## Job
Copy all lines below exactly as written. Leave pictures out.

## Records for this exercise
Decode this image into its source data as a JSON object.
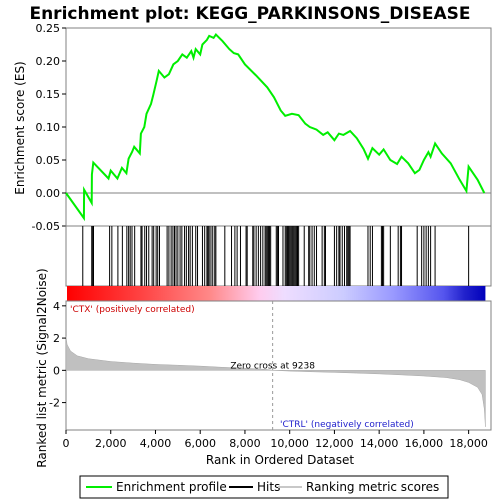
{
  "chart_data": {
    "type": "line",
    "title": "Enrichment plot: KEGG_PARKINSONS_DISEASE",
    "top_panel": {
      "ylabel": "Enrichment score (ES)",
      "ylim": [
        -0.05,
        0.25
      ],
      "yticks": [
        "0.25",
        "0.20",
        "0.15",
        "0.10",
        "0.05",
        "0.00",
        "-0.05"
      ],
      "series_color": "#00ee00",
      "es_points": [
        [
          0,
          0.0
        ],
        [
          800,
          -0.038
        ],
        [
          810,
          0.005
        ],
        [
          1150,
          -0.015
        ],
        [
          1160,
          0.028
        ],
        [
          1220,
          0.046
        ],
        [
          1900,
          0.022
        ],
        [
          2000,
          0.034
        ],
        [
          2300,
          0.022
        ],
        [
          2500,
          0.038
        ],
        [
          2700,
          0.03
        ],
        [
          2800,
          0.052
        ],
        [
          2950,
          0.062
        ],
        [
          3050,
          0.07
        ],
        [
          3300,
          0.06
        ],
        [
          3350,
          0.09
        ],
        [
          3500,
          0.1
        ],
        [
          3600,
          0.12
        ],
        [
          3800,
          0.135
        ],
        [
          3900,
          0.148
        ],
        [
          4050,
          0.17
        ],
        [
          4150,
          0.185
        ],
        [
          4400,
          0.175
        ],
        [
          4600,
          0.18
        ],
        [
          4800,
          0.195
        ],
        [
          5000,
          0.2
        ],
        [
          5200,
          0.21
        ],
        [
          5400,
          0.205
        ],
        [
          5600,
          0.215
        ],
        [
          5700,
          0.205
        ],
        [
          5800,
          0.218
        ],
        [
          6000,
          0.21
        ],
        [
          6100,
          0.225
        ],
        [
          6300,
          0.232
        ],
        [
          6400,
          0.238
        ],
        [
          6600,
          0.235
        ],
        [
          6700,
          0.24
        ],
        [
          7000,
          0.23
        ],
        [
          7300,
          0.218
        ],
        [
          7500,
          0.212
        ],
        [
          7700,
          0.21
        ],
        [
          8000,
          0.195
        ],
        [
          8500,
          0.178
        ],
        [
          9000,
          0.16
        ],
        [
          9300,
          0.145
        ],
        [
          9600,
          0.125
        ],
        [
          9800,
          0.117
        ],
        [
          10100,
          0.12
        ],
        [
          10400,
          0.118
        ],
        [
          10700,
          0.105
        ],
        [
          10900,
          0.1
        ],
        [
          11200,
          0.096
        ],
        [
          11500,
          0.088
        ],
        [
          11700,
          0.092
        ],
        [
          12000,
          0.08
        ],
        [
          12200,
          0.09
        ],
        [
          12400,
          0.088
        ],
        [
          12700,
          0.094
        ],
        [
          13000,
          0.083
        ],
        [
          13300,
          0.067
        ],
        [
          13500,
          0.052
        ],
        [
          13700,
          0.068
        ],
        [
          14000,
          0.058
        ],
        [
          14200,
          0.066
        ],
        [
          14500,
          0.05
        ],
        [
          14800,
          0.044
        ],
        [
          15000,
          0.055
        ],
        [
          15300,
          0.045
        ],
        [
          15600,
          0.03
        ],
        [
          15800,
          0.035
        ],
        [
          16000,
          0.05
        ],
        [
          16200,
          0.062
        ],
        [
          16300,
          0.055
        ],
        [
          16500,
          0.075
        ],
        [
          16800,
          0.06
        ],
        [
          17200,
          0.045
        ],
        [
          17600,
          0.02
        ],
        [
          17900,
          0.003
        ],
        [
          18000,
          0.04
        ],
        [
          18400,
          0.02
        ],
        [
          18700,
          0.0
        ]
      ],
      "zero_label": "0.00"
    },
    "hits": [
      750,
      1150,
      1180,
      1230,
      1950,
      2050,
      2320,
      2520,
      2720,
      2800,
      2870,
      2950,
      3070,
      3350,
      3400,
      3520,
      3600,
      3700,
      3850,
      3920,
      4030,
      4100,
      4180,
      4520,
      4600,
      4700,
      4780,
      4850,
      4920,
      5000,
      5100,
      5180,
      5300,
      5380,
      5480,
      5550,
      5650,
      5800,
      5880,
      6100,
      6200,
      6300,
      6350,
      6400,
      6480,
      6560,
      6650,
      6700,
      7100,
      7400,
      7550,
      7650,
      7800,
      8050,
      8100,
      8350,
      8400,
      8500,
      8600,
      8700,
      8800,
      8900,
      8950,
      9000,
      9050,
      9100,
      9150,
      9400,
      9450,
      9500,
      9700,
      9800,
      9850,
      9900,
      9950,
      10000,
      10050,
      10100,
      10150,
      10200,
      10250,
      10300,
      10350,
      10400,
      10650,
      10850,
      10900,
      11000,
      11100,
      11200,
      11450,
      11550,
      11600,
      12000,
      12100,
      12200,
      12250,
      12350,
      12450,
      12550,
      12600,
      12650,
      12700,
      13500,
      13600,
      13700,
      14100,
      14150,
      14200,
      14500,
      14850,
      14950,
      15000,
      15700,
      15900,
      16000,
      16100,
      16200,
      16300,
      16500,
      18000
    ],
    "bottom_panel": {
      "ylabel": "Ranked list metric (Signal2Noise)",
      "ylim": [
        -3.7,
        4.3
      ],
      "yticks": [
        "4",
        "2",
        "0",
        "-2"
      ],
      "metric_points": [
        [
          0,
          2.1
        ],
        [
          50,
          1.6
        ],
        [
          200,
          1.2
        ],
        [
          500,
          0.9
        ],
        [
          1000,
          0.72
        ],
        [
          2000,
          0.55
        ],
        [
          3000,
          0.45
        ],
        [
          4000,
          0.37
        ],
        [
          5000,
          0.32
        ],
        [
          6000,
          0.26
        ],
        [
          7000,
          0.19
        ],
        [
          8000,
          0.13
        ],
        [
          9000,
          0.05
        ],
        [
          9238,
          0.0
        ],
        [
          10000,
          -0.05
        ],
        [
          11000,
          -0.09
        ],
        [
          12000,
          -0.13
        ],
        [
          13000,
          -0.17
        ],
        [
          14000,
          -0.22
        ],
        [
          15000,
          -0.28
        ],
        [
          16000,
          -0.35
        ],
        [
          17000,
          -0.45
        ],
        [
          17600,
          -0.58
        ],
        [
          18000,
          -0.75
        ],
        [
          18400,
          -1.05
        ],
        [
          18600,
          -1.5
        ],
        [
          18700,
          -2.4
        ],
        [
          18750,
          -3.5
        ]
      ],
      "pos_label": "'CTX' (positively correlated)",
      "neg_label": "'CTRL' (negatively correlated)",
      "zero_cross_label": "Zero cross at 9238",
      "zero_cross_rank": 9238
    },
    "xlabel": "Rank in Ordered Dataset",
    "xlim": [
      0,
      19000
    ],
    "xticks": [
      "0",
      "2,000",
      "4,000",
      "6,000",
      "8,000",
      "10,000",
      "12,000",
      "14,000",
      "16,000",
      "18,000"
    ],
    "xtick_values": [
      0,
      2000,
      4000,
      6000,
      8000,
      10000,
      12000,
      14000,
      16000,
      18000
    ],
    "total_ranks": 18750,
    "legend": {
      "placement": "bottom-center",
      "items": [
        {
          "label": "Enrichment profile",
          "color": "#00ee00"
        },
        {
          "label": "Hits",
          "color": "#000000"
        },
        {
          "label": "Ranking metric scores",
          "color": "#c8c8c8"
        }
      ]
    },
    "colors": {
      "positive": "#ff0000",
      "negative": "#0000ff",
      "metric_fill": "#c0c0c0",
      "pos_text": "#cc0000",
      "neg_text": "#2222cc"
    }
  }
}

## Response to the task
Decode this image into its source data as a JSON object.
{
  "chart_data": {
    "type": "line",
    "title": "Enrichment plot: KEGG_PARKINSONS_DISEASE",
    "top_panel": {
      "ylabel": "Enrichment score (ES)",
      "ylim": [
        -0.05,
        0.25
      ],
      "yticks": [
        "0.25",
        "0.20",
        "0.15",
        "0.10",
        "0.05",
        "0.00",
        "-0.05"
      ],
      "series_color": "#00ee00",
      "es_points": [
        [
          0,
          0.0
        ],
        [
          800,
          -0.038
        ],
        [
          810,
          0.005
        ],
        [
          1150,
          -0.015
        ],
        [
          1160,
          0.028
        ],
        [
          1220,
          0.046
        ],
        [
          1900,
          0.022
        ],
        [
          2000,
          0.034
        ],
        [
          2300,
          0.022
        ],
        [
          2500,
          0.038
        ],
        [
          2700,
          0.03
        ],
        [
          2800,
          0.052
        ],
        [
          2950,
          0.062
        ],
        [
          3050,
          0.07
        ],
        [
          3300,
          0.06
        ],
        [
          3350,
          0.09
        ],
        [
          3500,
          0.1
        ],
        [
          3600,
          0.12
        ],
        [
          3800,
          0.135
        ],
        [
          3900,
          0.148
        ],
        [
          4050,
          0.17
        ],
        [
          4150,
          0.185
        ],
        [
          4400,
          0.175
        ],
        [
          4600,
          0.18
        ],
        [
          4800,
          0.195
        ],
        [
          5000,
          0.2
        ],
        [
          5200,
          0.21
        ],
        [
          5400,
          0.205
        ],
        [
          5600,
          0.215
        ],
        [
          5700,
          0.205
        ],
        [
          5800,
          0.218
        ],
        [
          6000,
          0.21
        ],
        [
          6100,
          0.225
        ],
        [
          6300,
          0.232
        ],
        [
          6400,
          0.238
        ],
        [
          6600,
          0.235
        ],
        [
          6700,
          0.24
        ],
        [
          7000,
          0.23
        ],
        [
          7300,
          0.218
        ],
        [
          7500,
          0.212
        ],
        [
          7700,
          0.21
        ],
        [
          8000,
          0.195
        ],
        [
          8500,
          0.178
        ],
        [
          9000,
          0.16
        ],
        [
          9300,
          0.145
        ],
        [
          9600,
          0.125
        ],
        [
          9800,
          0.117
        ],
        [
          10100,
          0.12
        ],
        [
          10400,
          0.118
        ],
        [
          10700,
          0.105
        ],
        [
          10900,
          0.1
        ],
        [
          11200,
          0.096
        ],
        [
          11500,
          0.088
        ],
        [
          11700,
          0.092
        ],
        [
          12000,
          0.08
        ],
        [
          12200,
          0.09
        ],
        [
          12400,
          0.088
        ],
        [
          12700,
          0.094
        ],
        [
          13000,
          0.083
        ],
        [
          13300,
          0.067
        ],
        [
          13500,
          0.052
        ],
        [
          13700,
          0.068
        ],
        [
          14000,
          0.058
        ],
        [
          14200,
          0.066
        ],
        [
          14500,
          0.05
        ],
        [
          14800,
          0.044
        ],
        [
          15000,
          0.055
        ],
        [
          15300,
          0.045
        ],
        [
          15600,
          0.03
        ],
        [
          15800,
          0.035
        ],
        [
          16000,
          0.05
        ],
        [
          16200,
          0.062
        ],
        [
          16300,
          0.055
        ],
        [
          16500,
          0.075
        ],
        [
          16800,
          0.06
        ],
        [
          17200,
          0.045
        ],
        [
          17600,
          0.02
        ],
        [
          17900,
          0.003
        ],
        [
          18000,
          0.04
        ],
        [
          18400,
          0.02
        ],
        [
          18700,
          0.0
        ]
      ],
      "zero_label": "0.00"
    },
    "hits": [
      750,
      1150,
      1180,
      1230,
      1950,
      2050,
      2320,
      2520,
      2720,
      2800,
      2870,
      2950,
      3070,
      3350,
      3400,
      3520,
      3600,
      3700,
      3850,
      3920,
      4030,
      4100,
      4180,
      4520,
      4600,
      4700,
      4780,
      4850,
      4920,
      5000,
      5100,
      5180,
      5300,
      5380,
      5480,
      5550,
      5650,
      5800,
      5880,
      6100,
      6200,
      6300,
      6350,
      6400,
      6480,
      6560,
      6650,
      6700,
      7100,
      7400,
      7550,
      7650,
      7800,
      8050,
      8100,
      8350,
      8400,
      8500,
      8600,
      8700,
      8800,
      8900,
      8950,
      9000,
      9050,
      9100,
      9150,
      9400,
      9450,
      9500,
      9700,
      9800,
      9850,
      9900,
      9950,
      10000,
      10050,
      10100,
      10150,
      10200,
      10250,
      10300,
      10350,
      10400,
      10650,
      10850,
      10900,
      11000,
      11100,
      11200,
      11450,
      11550,
      11600,
      12000,
      12100,
      12200,
      12250,
      12350,
      12450,
      12550,
      12600,
      12650,
      12700,
      13500,
      13600,
      13700,
      14100,
      14150,
      14200,
      14500,
      14850,
      14950,
      15000,
      15700,
      15900,
      16000,
      16100,
      16200,
      16300,
      16500,
      18000
    ],
    "bottom_panel": {
      "ylabel": "Ranked list metric (Signal2Noise)",
      "ylim": [
        -3.7,
        4.3
      ],
      "yticks": [
        "4",
        "2",
        "0",
        "-2"
      ],
      "metric_points": [
        [
          0,
          2.1
        ],
        [
          50,
          1.6
        ],
        [
          200,
          1.2
        ],
        [
          500,
          0.9
        ],
        [
          1000,
          0.72
        ],
        [
          2000,
          0.55
        ],
        [
          3000,
          0.45
        ],
        [
          4000,
          0.37
        ],
        [
          5000,
          0.32
        ],
        [
          6000,
          0.26
        ],
        [
          7000,
          0.19
        ],
        [
          8000,
          0.13
        ],
        [
          9000,
          0.05
        ],
        [
          9238,
          0.0
        ],
        [
          10000,
          -0.05
        ],
        [
          11000,
          -0.09
        ],
        [
          12000,
          -0.13
        ],
        [
          13000,
          -0.17
        ],
        [
          14000,
          -0.22
        ],
        [
          15000,
          -0.28
        ],
        [
          16000,
          -0.35
        ],
        [
          17000,
          -0.45
        ],
        [
          17600,
          -0.58
        ],
        [
          18000,
          -0.75
        ],
        [
          18400,
          -1.05
        ],
        [
          18600,
          -1.5
        ],
        [
          18700,
          -2.4
        ],
        [
          18750,
          -3.5
        ]
      ],
      "pos_label": "'CTX' (positively correlated)",
      "neg_label": "'CTRL' (negatively correlated)",
      "zero_cross_label": "Zero cross at 9238",
      "zero_cross_rank": 9238
    },
    "xlabel": "Rank in Ordered Dataset",
    "xlim": [
      0,
      19000
    ],
    "xticks": [
      "0",
      "2,000",
      "4,000",
      "6,000",
      "8,000",
      "10,000",
      "12,000",
      "14,000",
      "16,000",
      "18,000"
    ],
    "xtick_values": [
      0,
      2000,
      4000,
      6000,
      8000,
      10000,
      12000,
      14000,
      16000,
      18000
    ],
    "total_ranks": 18750,
    "legend": {
      "placement": "bottom-center",
      "items": [
        {
          "label": "Enrichment profile",
          "color": "#00ee00"
        },
        {
          "label": "Hits",
          "color": "#000000"
        },
        {
          "label": "Ranking metric scores",
          "color": "#c8c8c8"
        }
      ]
    },
    "colors": {
      "positive": "#ff0000",
      "negative": "#0000ff",
      "metric_fill": "#c0c0c0",
      "pos_text": "#cc0000",
      "neg_text": "#2222cc"
    }
  }
}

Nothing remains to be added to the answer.